* BEGIN *
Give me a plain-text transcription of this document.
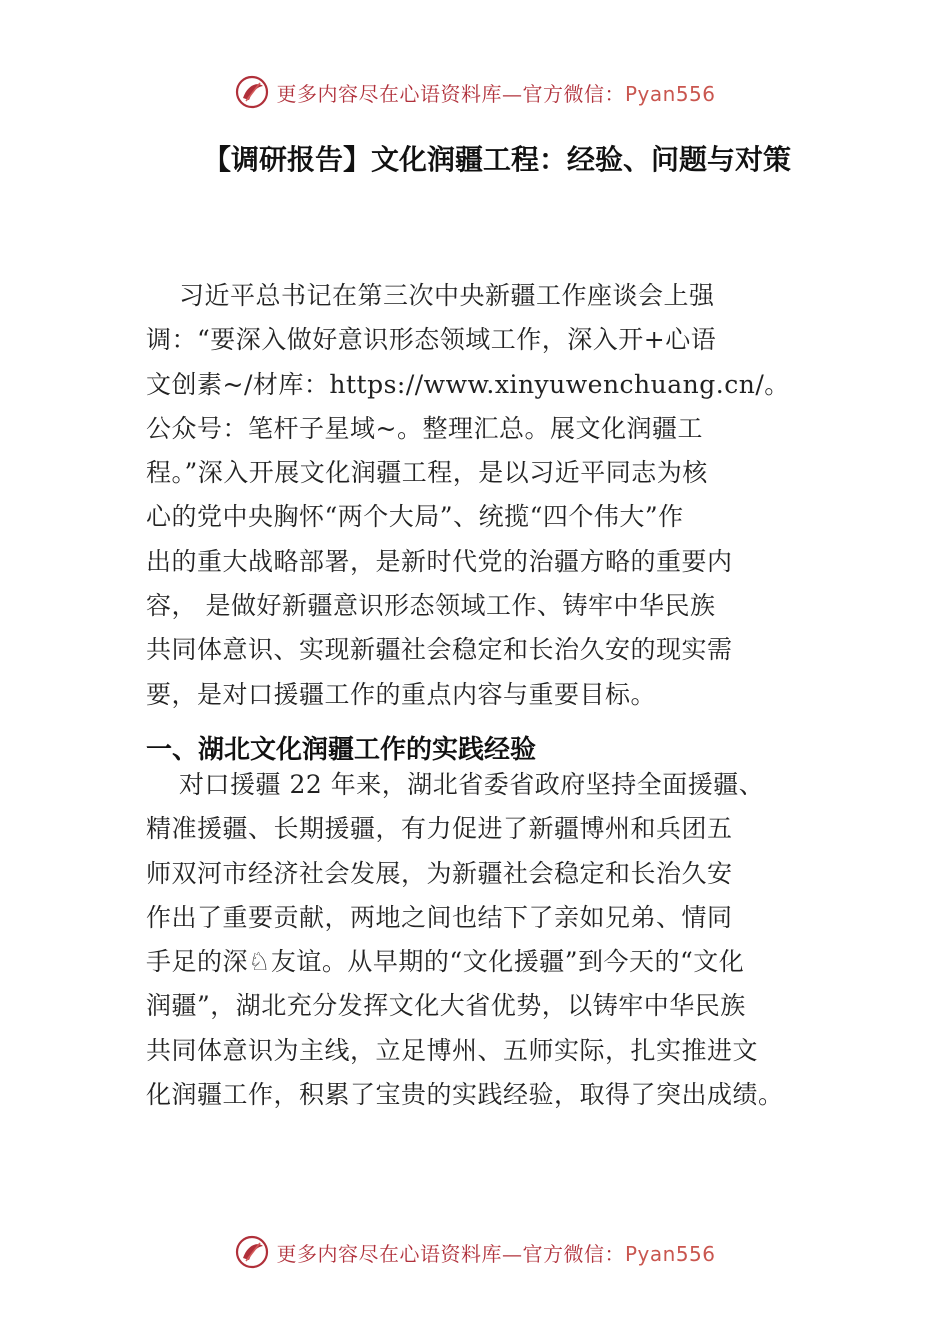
更多内容尽在心语资料库—官方微信：Pyan556
【调研报告】文化润疆工程：经验、问题与对策
习近平总书记在第三次中央新疆工作座谈会上强
调：“要深入做好意识形态领域工作，深入开+心语
文创素~/材库：https://www.xinyuwenchuang.cn/。
公众号：笔杆子星域~。整理汇总。展文化润疆工
程。”深入开展文化润疆工程，是以习近平同志为核
心的党中央胸怀“两个大局”、统揽“四个伟大”作
出的重大战略部署，是新时代党的治疆方略的重要内
容， 是做好新疆意识形态领域工作、铸牢中华民族
共同体意识、实现新疆社会稳定和长治久安的现实需
要，是对口援疆工作的重点内容与重要目标。
一、湖北文化润疆工作的实践经验
对口援疆 22 年来，湖北省委省政府坚持全面援疆、
精准援疆、长期援疆，有力促进了新疆博州和兵团五
师双河市经济社会发展，为新疆社会稳定和长治久安
作出了重要贡献，两地之间也结下了亲如兄弟、情同
手足的深♘友谊。从早期的“文化援疆”到今天的“文化
润疆”，湖北充分发挥文化大省优势，以铸牢中华民族
共同体意识为主线，立足博州、五师实际，扎实推进文
化润疆工作，积累了宝贵的实践经验，取得了突出成绩。
更多内容尽在心语资料库—官方微信：Pyan556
* END *
* **YOUR OBJECTIVE**: Omit any images, then output the listing exactly.

* **PROBLEM SOLUTION**:
Give me a plain-text transcription of this document.
更多内容尽在心语资料库—官方微信：Pyan556
【调研报告】文化润疆工程：经验、问题与对策
习近平总书记在第三次中央新疆工作座谈会上强
调：“要深入做好意识形态领域工作，深入开+心语
文创素~/材库：https://www.xinyuwenchuang.cn/。
公众号：笔杆子星域~。整理汇总。展文化润疆工
程。”深入开展文化润疆工程，是以习近平同志为核
心的党中央胸怀“两个大局”、统揽“四个伟大”作
出的重大战略部署，是新时代党的治疆方略的重要内
容， 是做好新疆意识形态领域工作、铸牢中华民族
共同体意识、实现新疆社会稳定和长治久安的现实需
要，是对口援疆工作的重点内容与重要目标。
一、湖北文化润疆工作的实践经验
对口援疆 22 年来，湖北省委省政府坚持全面援疆、
精准援疆、长期援疆，有力促进了新疆博州和兵团五
师双河市经济社会发展，为新疆社会稳定和长治久安
作出了重要贡献，两地之间也结下了亲如兄弟、情同
手足的深♘友谊。从早期的“文化援疆”到今天的“文化
润疆”，湖北充分发挥文化大省优势，以铸牢中华民族
共同体意识为主线，立足博州、五师实际，扎实推进文
化润疆工作，积累了宝贵的实践经验，取得了突出成绩。
更多内容尽在心语资料库—官方微信：Pyan556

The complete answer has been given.